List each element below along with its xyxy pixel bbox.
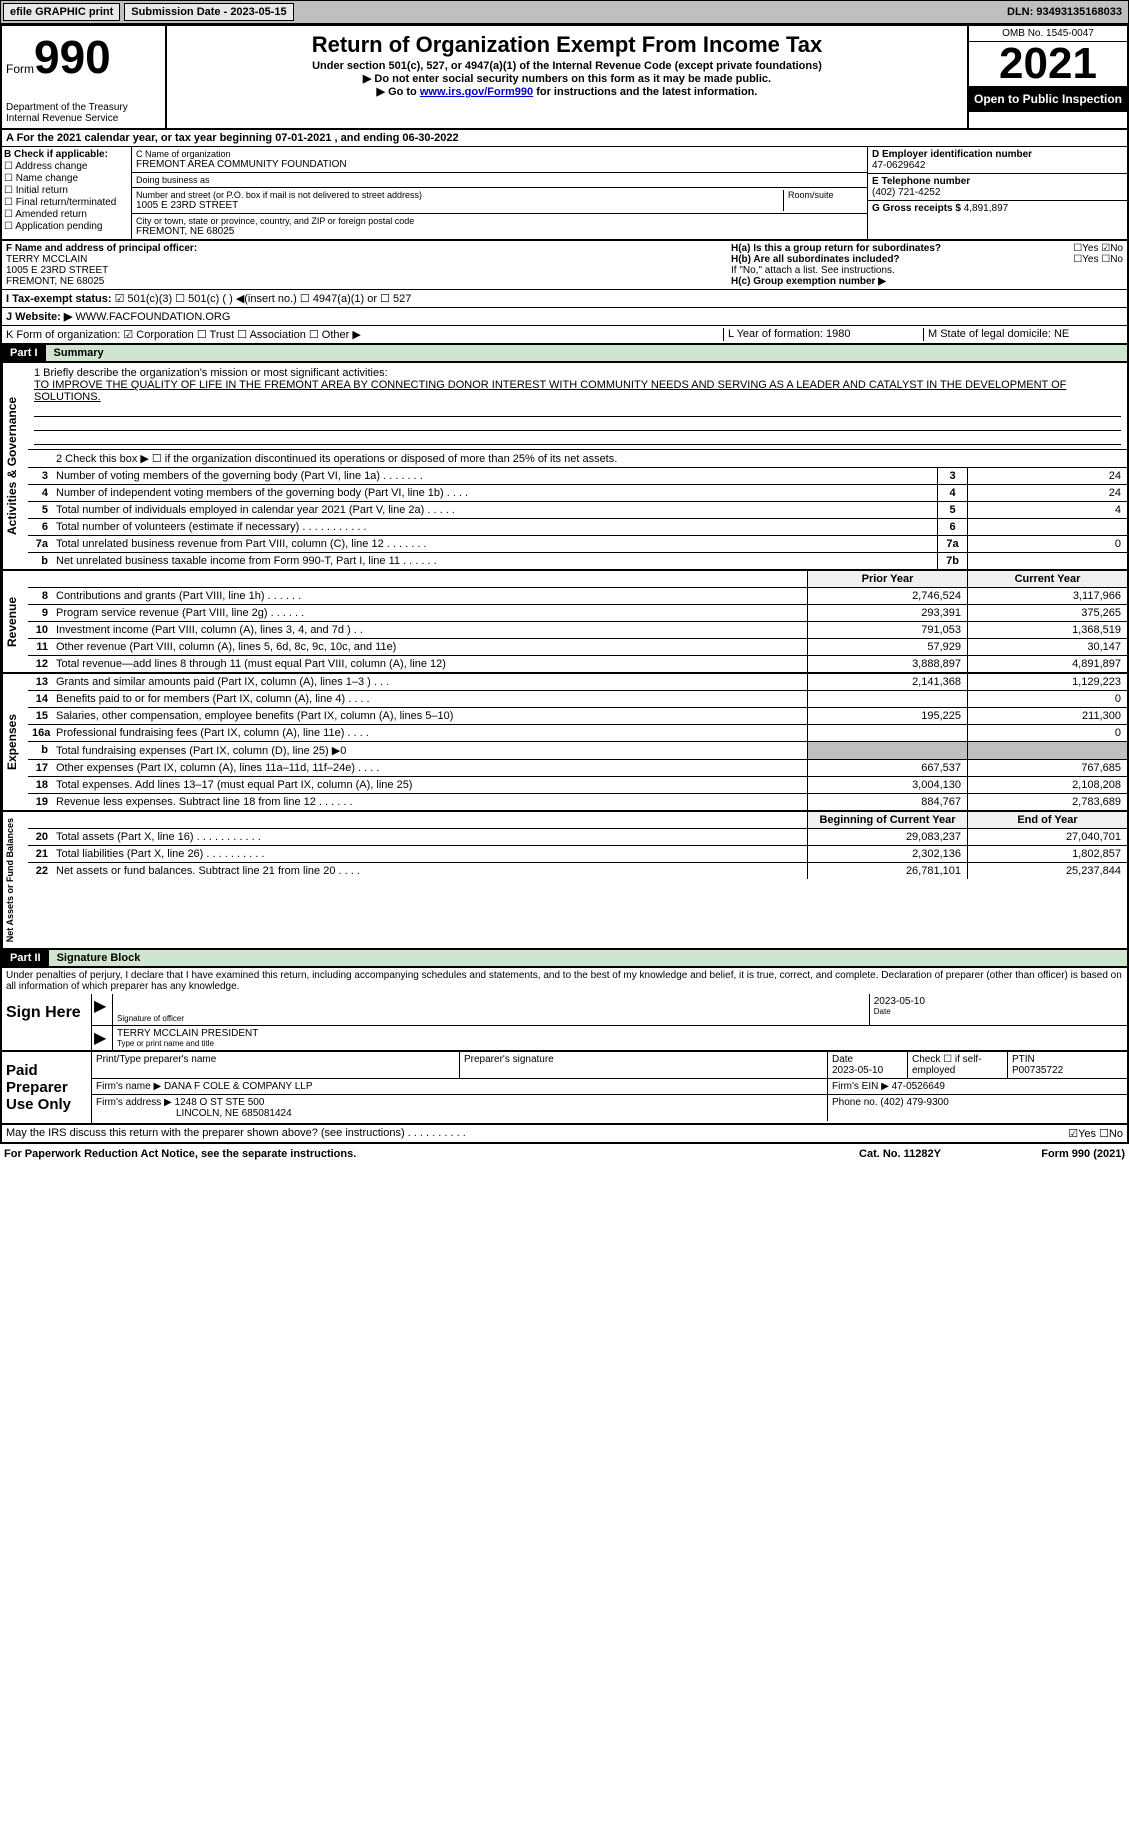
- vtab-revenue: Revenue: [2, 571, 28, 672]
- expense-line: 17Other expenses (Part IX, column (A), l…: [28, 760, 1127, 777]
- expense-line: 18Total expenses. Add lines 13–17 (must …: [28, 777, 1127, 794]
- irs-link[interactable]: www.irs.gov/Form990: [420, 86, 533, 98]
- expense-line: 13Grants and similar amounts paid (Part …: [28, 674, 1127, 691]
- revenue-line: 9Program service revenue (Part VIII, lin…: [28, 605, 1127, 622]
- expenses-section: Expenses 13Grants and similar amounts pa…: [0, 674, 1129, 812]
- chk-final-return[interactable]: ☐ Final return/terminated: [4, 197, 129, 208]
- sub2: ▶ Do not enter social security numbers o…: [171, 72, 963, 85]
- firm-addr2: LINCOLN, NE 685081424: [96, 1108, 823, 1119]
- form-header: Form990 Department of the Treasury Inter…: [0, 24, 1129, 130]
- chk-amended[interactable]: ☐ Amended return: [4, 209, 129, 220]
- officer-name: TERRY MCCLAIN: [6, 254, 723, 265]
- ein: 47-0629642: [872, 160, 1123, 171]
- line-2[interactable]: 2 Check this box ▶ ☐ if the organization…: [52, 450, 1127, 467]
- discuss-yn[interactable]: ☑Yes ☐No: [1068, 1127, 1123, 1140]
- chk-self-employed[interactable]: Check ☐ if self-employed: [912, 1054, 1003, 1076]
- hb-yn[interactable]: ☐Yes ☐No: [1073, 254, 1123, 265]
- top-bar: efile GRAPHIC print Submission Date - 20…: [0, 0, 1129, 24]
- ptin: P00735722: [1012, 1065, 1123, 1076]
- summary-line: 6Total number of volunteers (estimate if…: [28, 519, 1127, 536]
##########
Write out every line of the data above without any changes, leaving the pictures out of your answer.

**ANSWER TO THE PROBLEM:**
List each element below along with its xyxy pixel bbox.
- vtab-revenue: Revenue: [2, 571, 28, 672]
- expense-line: 17Other expenses (Part IX, column (A), l…: [28, 760, 1127, 777]
- expense-line: 18Total expenses. Add lines 13–17 (must …: [28, 777, 1127, 794]
- irs-link[interactable]: www.irs.gov/Form990: [420, 86, 533, 98]
- expense-line: 13Grants and similar amounts paid (Part …: [28, 674, 1127, 691]
- revenue-line: 9Program service revenue (Part VIII, lin…: [28, 605, 1127, 622]
- expenses-section: Expenses 13Grants and similar amounts pa…: [0, 674, 1129, 812]
- chk-final-return[interactable]: ☐ Final return/terminated: [4, 197, 129, 208]
- sub2: ▶ Do not enter social security numbers o…: [171, 72, 963, 85]
- firm-addr2: LINCOLN, NE 685081424: [96, 1108, 823, 1119]
- form-header: Form990 Department of the Treasury Inter…: [0, 24, 1129, 130]
- chk-amended[interactable]: ☐ Amended return: [4, 209, 129, 220]
- officer-name: TERRY MCCLAIN: [6, 254, 723, 265]
- ein: 47-0629642: [872, 160, 1123, 171]
- line-2[interactable]: 2 Check this box ▶ ☐ if the organization…: [52, 450, 1127, 467]
- discuss-yn[interactable]: ☑Yes ☐No: [1068, 1127, 1123, 1140]
- chk-self-employed[interactable]: Check ☐ if self-employed: [912, 1054, 1003, 1076]
- hb-yn[interactable]: ☐Yes ☐No: [1073, 254, 1123, 265]
- top-bar: efile GRAPHIC print Submission Date - 20…: [0, 0, 1129, 24]
- ptin: P00735722: [1012, 1065, 1123, 1076]
- summary-line: 6Total number of volunteers (estimate if…: [28, 519, 1127, 536]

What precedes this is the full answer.